• [Data provided]
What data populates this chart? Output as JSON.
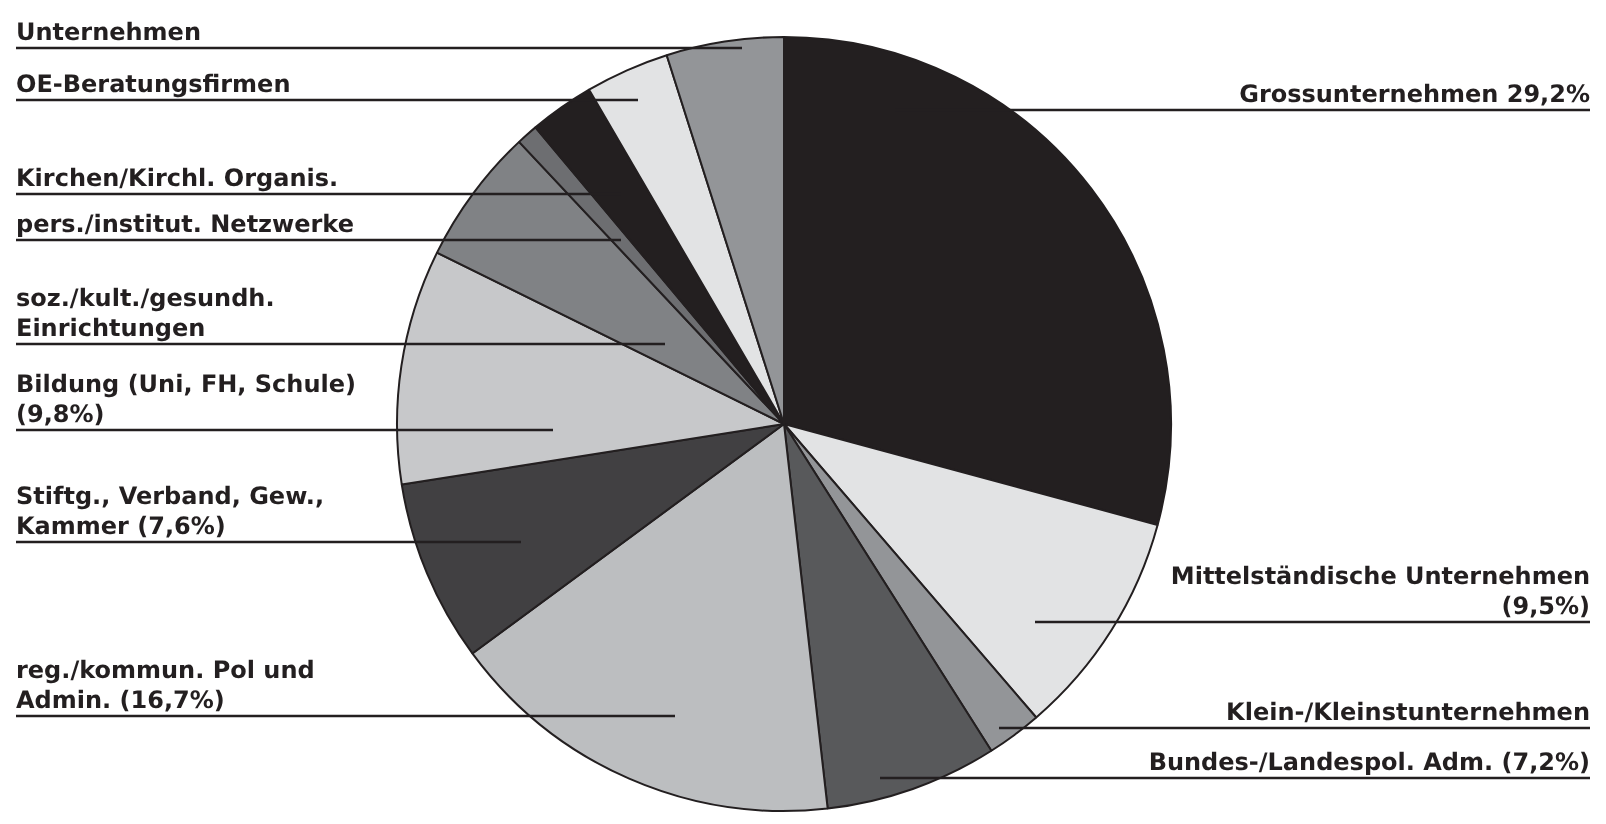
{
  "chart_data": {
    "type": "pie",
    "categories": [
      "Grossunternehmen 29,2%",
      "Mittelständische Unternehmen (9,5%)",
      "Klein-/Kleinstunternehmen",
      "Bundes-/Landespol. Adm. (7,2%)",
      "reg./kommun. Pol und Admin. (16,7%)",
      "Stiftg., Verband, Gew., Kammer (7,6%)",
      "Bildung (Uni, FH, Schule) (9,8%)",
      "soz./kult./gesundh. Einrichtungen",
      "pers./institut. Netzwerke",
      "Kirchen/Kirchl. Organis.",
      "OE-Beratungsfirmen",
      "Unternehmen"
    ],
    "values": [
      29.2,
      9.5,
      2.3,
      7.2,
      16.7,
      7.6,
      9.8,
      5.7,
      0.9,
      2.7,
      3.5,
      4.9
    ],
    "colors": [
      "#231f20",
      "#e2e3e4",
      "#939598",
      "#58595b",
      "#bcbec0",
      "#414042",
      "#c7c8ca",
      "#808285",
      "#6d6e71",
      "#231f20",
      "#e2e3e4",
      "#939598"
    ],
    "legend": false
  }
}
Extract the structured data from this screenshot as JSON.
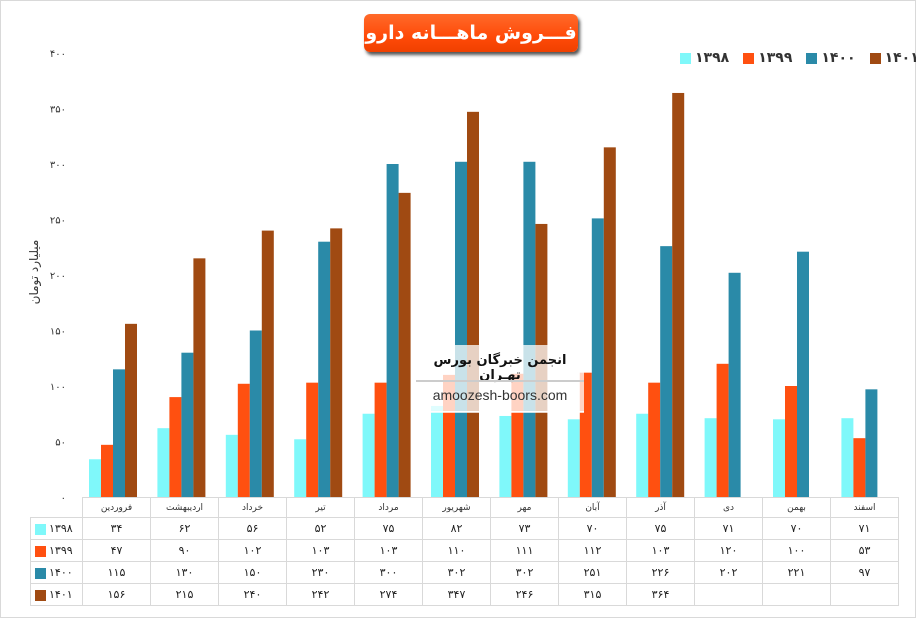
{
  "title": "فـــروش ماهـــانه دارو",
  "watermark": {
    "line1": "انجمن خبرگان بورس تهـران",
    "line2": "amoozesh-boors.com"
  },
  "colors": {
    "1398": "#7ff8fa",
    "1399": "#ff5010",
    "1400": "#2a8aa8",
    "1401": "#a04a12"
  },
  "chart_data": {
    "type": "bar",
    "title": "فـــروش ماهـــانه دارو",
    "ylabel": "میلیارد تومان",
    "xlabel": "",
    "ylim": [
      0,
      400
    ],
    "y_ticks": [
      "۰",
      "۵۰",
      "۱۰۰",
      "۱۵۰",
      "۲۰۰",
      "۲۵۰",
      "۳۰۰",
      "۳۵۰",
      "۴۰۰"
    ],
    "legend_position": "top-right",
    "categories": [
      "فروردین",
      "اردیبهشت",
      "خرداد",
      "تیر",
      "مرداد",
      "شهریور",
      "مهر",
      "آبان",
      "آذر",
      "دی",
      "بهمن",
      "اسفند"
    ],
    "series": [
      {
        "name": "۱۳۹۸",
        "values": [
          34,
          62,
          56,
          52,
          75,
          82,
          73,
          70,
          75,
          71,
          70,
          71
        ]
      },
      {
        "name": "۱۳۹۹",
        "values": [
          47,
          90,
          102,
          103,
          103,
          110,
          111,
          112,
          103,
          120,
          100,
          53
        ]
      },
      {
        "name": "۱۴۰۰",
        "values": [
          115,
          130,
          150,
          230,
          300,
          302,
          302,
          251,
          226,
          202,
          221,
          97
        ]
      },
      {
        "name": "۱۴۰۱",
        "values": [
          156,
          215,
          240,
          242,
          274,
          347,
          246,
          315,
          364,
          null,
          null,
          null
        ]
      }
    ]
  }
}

...

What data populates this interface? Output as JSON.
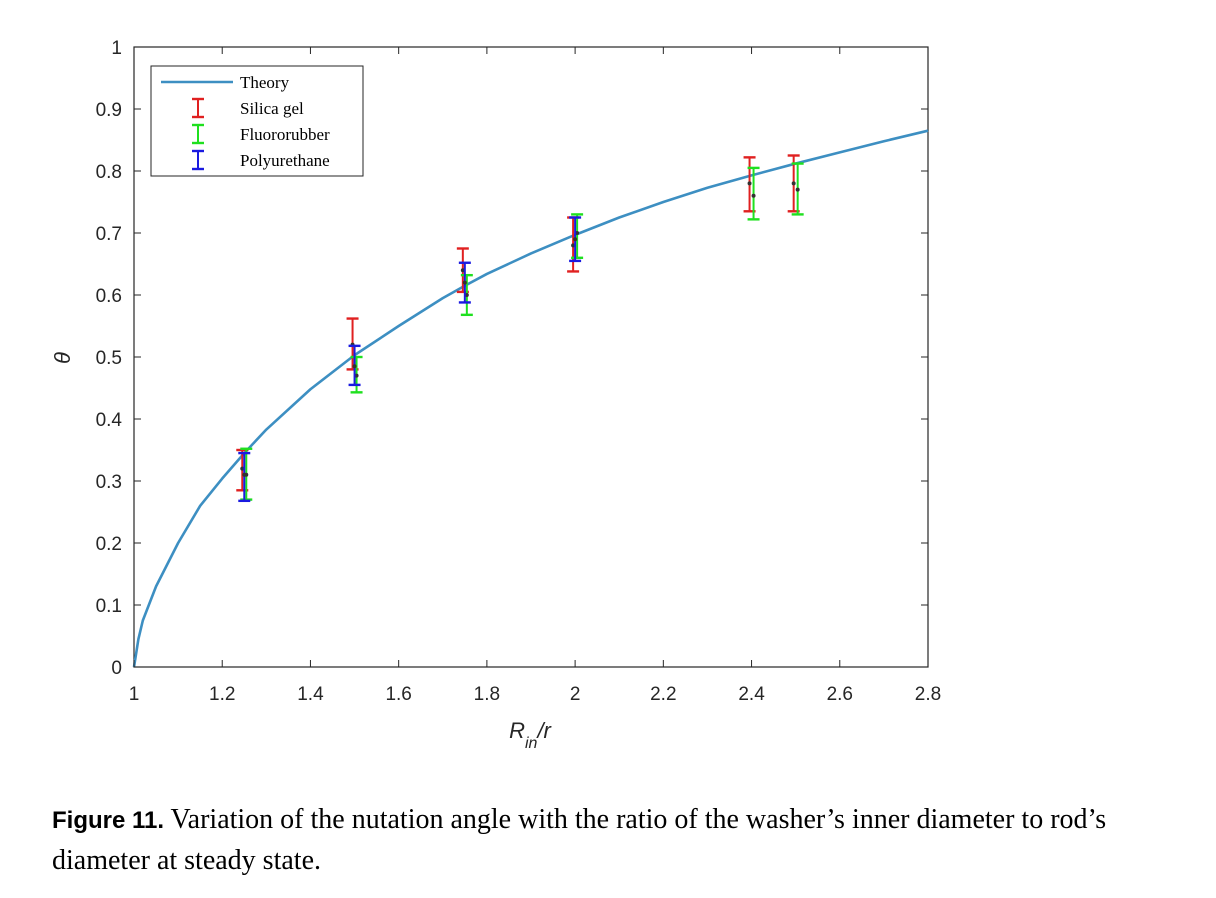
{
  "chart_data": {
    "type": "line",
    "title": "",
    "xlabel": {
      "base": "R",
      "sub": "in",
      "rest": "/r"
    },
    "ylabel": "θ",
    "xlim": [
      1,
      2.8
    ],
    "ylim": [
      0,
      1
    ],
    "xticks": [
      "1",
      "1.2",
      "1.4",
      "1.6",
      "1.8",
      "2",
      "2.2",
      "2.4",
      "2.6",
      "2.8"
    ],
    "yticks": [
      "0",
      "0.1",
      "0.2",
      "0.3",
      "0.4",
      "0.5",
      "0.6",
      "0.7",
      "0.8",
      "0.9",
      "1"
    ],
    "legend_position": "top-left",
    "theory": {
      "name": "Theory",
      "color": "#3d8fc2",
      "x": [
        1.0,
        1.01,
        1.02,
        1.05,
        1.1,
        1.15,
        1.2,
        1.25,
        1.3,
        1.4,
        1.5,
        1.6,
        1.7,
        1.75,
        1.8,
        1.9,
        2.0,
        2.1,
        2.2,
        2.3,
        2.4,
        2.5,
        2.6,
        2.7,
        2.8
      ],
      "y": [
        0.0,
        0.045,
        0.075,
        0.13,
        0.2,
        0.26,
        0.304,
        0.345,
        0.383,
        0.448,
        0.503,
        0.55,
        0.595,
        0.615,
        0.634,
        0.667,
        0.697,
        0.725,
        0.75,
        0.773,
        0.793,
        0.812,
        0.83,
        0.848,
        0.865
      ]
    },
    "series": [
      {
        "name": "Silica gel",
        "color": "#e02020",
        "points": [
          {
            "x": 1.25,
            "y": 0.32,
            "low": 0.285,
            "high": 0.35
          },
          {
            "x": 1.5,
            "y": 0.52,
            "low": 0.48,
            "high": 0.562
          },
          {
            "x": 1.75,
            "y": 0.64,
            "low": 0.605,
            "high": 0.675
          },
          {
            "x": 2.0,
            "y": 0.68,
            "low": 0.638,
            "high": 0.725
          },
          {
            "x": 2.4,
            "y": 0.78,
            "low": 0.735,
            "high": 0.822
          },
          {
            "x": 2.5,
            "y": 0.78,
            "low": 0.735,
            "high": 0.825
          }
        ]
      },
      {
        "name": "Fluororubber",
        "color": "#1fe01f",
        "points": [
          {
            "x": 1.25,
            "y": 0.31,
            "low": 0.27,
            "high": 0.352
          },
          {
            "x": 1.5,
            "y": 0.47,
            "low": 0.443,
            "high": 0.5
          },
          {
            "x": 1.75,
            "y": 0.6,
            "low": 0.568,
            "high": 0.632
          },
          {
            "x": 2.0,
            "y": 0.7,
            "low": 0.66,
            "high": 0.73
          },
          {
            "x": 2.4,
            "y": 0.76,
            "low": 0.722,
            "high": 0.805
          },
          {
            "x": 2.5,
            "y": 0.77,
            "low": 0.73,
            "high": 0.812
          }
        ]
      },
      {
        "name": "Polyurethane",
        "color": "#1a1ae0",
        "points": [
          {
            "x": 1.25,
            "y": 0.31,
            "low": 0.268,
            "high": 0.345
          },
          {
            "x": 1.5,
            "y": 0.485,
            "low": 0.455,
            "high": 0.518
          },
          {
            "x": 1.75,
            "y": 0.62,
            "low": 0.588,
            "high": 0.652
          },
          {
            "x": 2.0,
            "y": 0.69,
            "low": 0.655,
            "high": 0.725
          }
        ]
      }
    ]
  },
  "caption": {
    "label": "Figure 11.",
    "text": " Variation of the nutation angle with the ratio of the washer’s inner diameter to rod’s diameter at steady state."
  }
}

• [Instructions to follow]
Extract, from the listing above, every line where the string "populates" occurs.

• [Task solution]
What data populates this chart? Output as JSON.
What data populates this interface? Output as JSON.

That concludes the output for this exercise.